- **Objective**
Of the lines in this material, how many contain "jízdy"? Answer with a single number only.

>> START Data shown

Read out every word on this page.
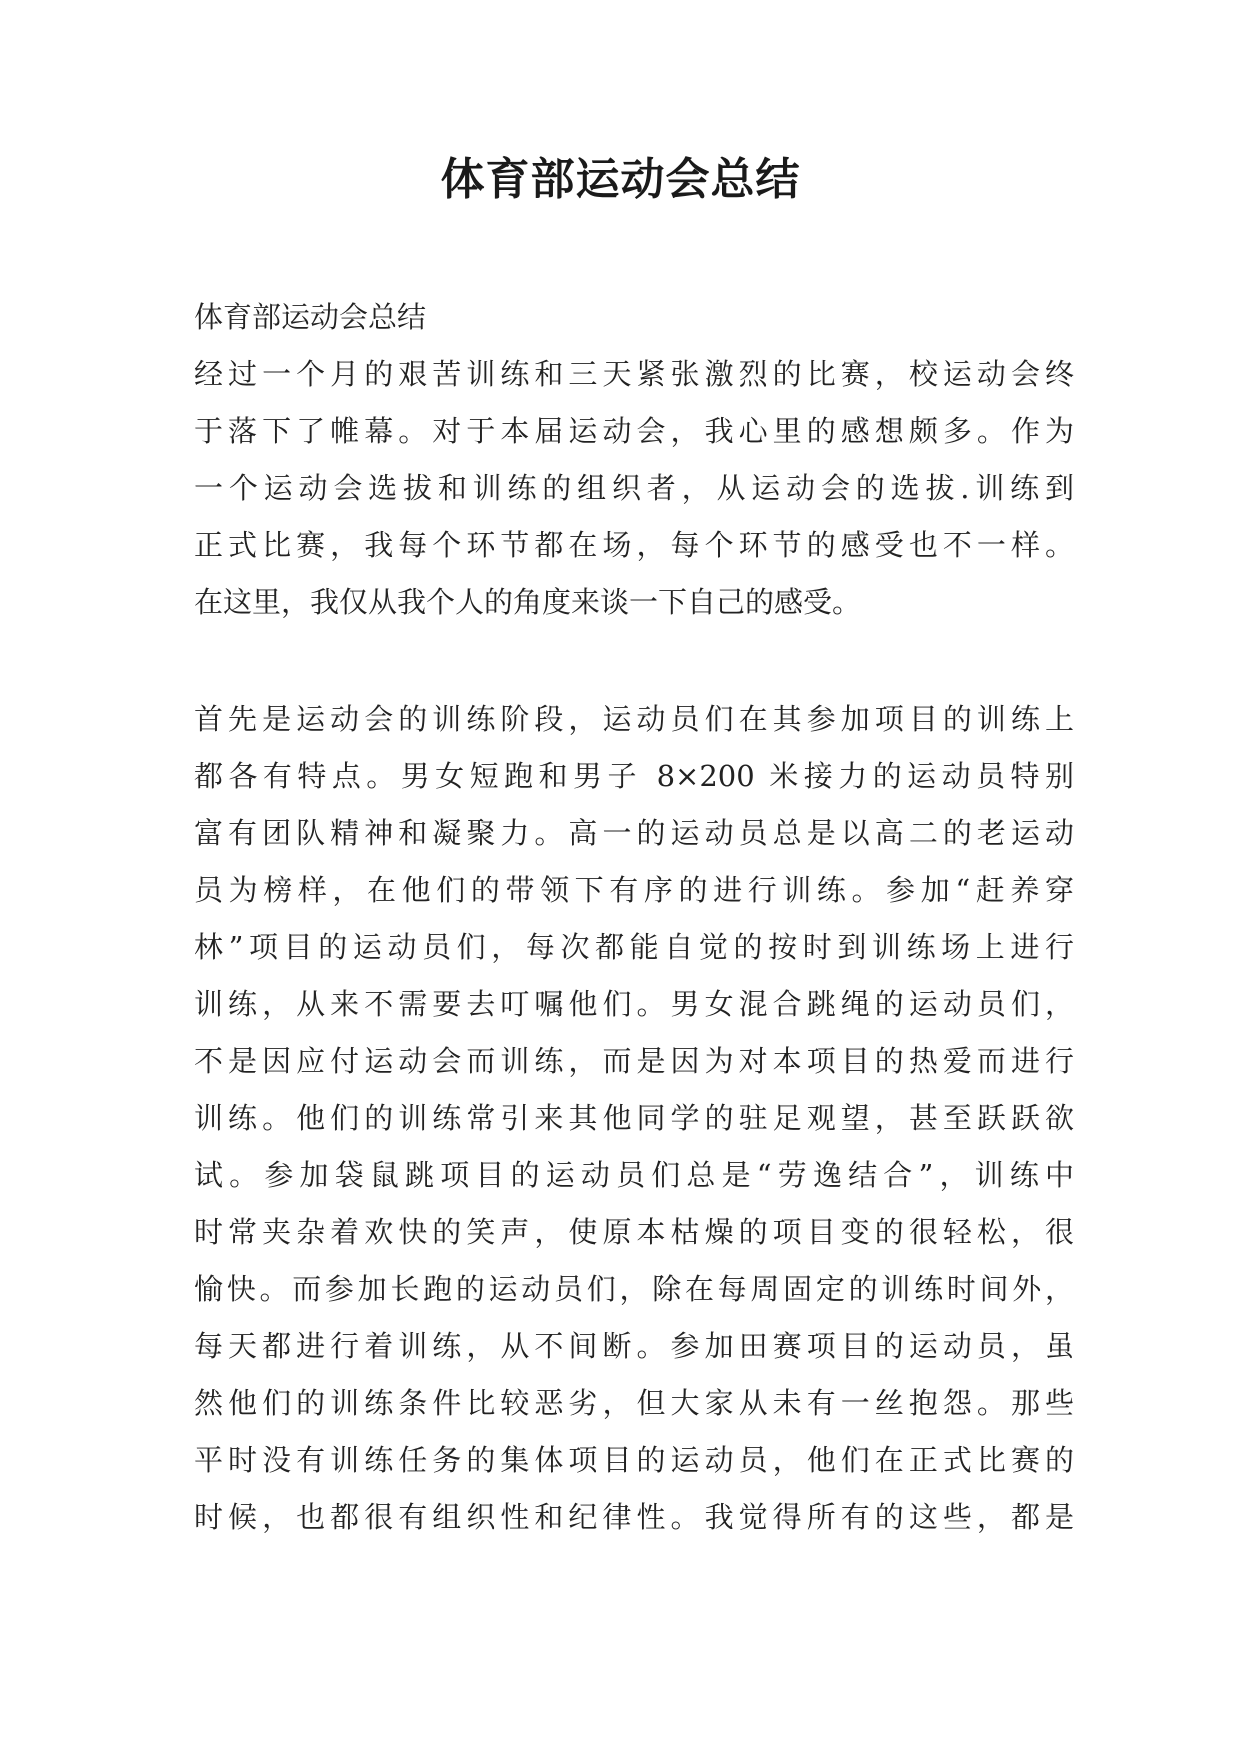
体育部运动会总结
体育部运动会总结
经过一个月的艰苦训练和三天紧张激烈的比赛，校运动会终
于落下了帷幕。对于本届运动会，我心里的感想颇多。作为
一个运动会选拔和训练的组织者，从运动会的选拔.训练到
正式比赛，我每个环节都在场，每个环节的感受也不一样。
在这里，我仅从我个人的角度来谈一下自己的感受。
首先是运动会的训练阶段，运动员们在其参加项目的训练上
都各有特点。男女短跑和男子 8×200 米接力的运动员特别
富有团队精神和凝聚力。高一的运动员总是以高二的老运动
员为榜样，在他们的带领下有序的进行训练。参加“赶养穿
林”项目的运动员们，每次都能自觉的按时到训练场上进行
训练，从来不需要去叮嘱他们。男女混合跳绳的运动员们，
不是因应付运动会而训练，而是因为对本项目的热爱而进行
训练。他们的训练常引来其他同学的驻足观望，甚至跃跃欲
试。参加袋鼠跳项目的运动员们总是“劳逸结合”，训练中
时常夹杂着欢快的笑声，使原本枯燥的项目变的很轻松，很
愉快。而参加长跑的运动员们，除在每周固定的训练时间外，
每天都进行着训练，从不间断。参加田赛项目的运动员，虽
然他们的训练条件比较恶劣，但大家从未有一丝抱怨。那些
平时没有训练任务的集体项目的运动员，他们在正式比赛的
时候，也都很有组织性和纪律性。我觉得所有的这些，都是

>> END Data shown
>> START Data shown

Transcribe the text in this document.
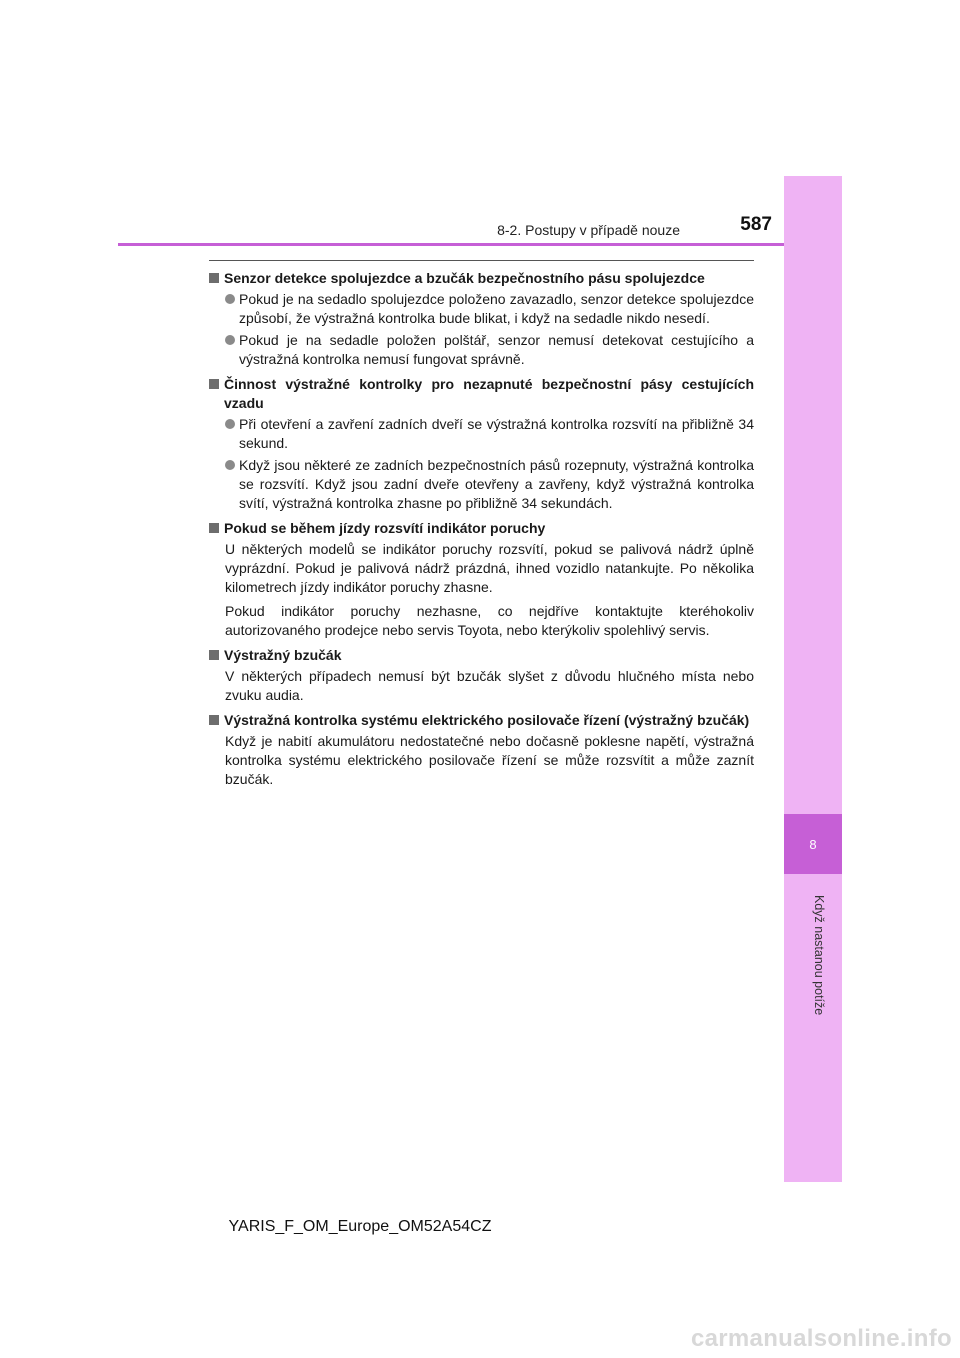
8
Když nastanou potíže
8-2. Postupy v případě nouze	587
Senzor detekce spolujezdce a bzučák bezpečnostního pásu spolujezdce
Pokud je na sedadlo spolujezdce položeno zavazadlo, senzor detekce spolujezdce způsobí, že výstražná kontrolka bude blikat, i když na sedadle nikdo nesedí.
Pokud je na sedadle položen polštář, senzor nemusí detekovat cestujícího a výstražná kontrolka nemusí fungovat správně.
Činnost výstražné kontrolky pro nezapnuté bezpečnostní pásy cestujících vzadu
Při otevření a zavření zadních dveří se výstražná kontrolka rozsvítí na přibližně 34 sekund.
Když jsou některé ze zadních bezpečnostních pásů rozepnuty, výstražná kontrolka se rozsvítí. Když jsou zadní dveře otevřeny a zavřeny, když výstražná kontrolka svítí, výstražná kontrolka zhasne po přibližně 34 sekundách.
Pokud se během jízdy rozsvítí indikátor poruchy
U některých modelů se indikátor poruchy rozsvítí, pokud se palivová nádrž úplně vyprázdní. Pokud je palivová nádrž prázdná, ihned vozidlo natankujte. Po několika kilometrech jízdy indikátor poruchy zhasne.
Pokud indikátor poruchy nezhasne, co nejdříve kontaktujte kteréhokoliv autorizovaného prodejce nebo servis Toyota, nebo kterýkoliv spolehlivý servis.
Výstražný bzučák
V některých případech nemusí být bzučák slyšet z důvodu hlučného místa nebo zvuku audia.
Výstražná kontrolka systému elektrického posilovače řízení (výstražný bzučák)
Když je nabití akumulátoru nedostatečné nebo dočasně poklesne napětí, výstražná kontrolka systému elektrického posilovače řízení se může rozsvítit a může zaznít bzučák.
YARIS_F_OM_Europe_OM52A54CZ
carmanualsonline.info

>> END Data shown
>> START Data shown

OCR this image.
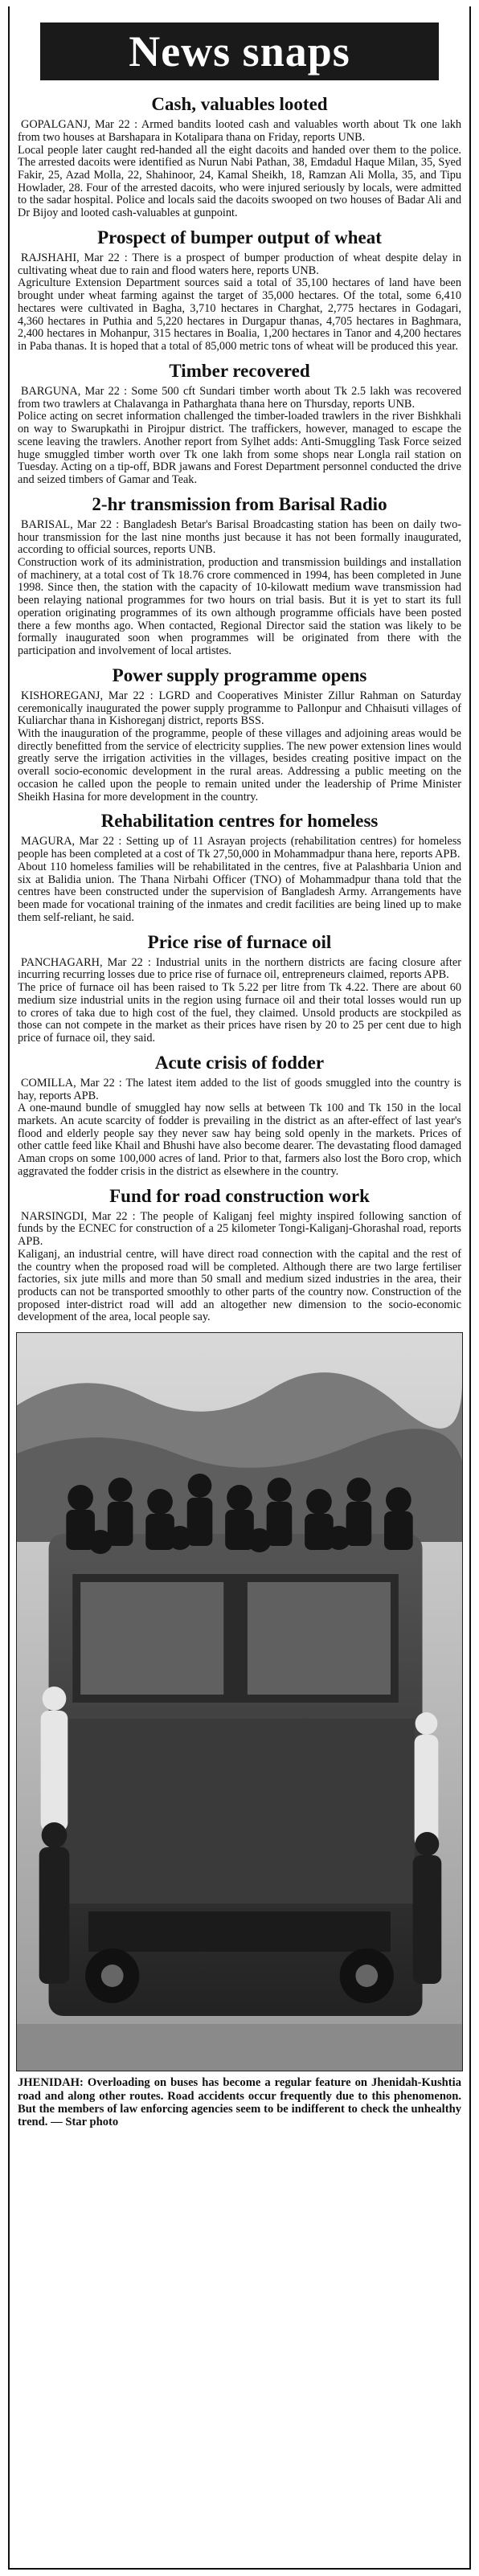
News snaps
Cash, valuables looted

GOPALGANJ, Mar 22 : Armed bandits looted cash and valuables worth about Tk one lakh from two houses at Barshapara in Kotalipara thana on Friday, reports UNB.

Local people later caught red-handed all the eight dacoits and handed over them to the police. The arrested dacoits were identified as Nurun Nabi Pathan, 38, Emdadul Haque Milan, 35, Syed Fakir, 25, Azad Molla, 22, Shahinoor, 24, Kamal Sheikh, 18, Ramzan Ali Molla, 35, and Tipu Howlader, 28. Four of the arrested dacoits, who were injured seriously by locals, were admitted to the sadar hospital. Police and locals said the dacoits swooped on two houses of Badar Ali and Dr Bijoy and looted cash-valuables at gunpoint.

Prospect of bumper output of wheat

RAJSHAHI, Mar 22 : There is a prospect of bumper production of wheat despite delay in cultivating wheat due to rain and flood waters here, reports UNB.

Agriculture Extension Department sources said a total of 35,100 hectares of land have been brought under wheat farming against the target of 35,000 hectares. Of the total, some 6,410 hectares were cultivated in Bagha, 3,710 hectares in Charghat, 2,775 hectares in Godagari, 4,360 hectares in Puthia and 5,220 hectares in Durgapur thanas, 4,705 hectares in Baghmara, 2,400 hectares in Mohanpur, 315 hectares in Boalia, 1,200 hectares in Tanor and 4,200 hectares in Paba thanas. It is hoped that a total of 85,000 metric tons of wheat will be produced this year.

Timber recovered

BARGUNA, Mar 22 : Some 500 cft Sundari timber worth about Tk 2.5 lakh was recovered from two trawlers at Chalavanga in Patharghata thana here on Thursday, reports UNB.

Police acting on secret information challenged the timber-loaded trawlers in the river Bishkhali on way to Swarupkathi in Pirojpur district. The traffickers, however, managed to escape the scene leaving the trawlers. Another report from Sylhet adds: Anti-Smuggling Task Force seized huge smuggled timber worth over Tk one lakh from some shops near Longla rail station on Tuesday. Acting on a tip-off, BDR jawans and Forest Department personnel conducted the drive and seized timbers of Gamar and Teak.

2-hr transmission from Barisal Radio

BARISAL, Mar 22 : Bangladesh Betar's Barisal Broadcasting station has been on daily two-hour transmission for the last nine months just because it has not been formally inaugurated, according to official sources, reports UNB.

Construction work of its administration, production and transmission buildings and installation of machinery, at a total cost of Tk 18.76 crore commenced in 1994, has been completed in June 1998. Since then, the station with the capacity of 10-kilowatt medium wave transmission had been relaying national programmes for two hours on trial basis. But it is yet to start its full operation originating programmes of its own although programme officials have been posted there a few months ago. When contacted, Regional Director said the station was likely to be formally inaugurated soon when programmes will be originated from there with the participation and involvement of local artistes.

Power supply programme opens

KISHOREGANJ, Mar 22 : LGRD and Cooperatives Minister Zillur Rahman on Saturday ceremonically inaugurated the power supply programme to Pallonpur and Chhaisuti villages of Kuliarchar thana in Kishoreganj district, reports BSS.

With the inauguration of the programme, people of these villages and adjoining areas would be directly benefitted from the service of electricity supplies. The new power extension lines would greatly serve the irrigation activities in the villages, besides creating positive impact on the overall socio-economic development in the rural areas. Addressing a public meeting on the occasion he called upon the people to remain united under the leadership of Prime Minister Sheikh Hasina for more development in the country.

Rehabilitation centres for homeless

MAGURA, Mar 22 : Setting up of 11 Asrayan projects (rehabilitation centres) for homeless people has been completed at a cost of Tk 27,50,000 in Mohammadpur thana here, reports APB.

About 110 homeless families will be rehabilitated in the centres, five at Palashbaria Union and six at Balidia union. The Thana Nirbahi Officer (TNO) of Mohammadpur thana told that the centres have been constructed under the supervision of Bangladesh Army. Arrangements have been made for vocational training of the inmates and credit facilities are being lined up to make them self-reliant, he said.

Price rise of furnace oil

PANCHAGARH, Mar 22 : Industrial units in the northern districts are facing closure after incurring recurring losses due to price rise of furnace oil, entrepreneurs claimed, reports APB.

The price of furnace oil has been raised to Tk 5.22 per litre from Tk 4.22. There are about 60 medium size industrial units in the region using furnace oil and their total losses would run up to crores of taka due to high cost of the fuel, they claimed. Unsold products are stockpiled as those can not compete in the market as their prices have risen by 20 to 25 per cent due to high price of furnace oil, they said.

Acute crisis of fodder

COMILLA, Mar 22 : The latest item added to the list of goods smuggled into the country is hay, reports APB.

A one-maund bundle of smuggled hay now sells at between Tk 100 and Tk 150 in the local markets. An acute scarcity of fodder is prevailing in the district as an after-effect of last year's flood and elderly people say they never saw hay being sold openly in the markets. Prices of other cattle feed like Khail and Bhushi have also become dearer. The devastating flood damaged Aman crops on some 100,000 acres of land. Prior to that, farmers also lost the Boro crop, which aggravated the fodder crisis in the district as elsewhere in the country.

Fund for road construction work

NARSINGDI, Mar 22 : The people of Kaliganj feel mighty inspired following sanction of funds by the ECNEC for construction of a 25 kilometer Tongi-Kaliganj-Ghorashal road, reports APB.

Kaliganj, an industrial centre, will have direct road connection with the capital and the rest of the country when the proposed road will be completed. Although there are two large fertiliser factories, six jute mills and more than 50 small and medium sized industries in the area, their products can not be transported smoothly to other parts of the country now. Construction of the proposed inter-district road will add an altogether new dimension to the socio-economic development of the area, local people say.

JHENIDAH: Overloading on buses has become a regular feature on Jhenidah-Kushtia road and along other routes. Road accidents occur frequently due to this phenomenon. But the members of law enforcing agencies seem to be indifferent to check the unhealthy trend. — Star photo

>> END Data shown

- **Exercise answer**
2